== Saved entries ==
————
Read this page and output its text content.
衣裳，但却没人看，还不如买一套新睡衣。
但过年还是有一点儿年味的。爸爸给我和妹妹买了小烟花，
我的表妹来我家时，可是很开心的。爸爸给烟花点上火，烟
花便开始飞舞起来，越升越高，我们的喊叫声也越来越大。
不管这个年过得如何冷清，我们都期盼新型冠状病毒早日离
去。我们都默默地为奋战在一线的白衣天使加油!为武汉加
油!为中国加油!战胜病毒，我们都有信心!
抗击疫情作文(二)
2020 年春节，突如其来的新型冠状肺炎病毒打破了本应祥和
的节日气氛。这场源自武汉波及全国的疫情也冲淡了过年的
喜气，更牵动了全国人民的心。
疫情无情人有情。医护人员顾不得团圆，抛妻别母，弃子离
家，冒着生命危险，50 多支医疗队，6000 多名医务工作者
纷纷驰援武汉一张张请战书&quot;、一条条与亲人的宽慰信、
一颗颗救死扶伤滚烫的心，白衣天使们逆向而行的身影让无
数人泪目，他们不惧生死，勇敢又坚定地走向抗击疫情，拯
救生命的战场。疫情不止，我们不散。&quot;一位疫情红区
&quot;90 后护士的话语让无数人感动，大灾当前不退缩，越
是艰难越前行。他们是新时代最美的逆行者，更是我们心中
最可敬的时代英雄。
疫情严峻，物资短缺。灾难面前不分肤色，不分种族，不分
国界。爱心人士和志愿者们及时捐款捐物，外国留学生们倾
————
== WRITTEN REQUEST ==
Make an exact copy of the records.

== OUTPUT OF THE TASK ==
Read this page and output its text content.
衣裳，但却没人看，还不如买一套新睡衣。
但过年还是有一点儿年味的。爸爸给我和妹妹买了小烟花，
我的表妹来我家时，可是很开心的。爸爸给烟花点上火，烟
花便开始飞舞起来，越升越高，我们的喊叫声也越来越大。
不管这个年过得如何冷清，我们都期盼新型冠状病毒早日离
去。我们都默默地为奋战在一线的白衣天使加油!为武汉加
油!为中国加油!战胜病毒，我们都有信心!
抗击疫情作文(二)
2020 年春节，突如其来的新型冠状肺炎病毒打破了本应祥和
的节日气氛。这场源自武汉波及全国的疫情也冲淡了过年的
喜气，更牵动了全国人民的心。
疫情无情人有情。医护人员顾不得团圆，抛妻别母，弃子离
家，冒着生命危险，50 多支医疗队，6000 多名医务工作者
纷纷驰援武汉一张张请战书&quot;、一条条与亲人的宽慰信、
一颗颗救死扶伤滚烫的心，白衣天使们逆向而行的身影让无
数人泪目，他们不惧生死，勇敢又坚定地走向抗击疫情，拯
救生命的战场。疫情不止，我们不散。&quot;一位疫情红区
&quot;90 后护士的话语让无数人感动，大灾当前不退缩，越
是艰难越前行。他们是新时代最美的逆行者，更是我们心中
最可敬的时代英雄。
疫情严峻，物资短缺。灾难面前不分肤色，不分种族，不分
国界。爱心人士和志愿者们及时捐款捐物，外国留学生们倾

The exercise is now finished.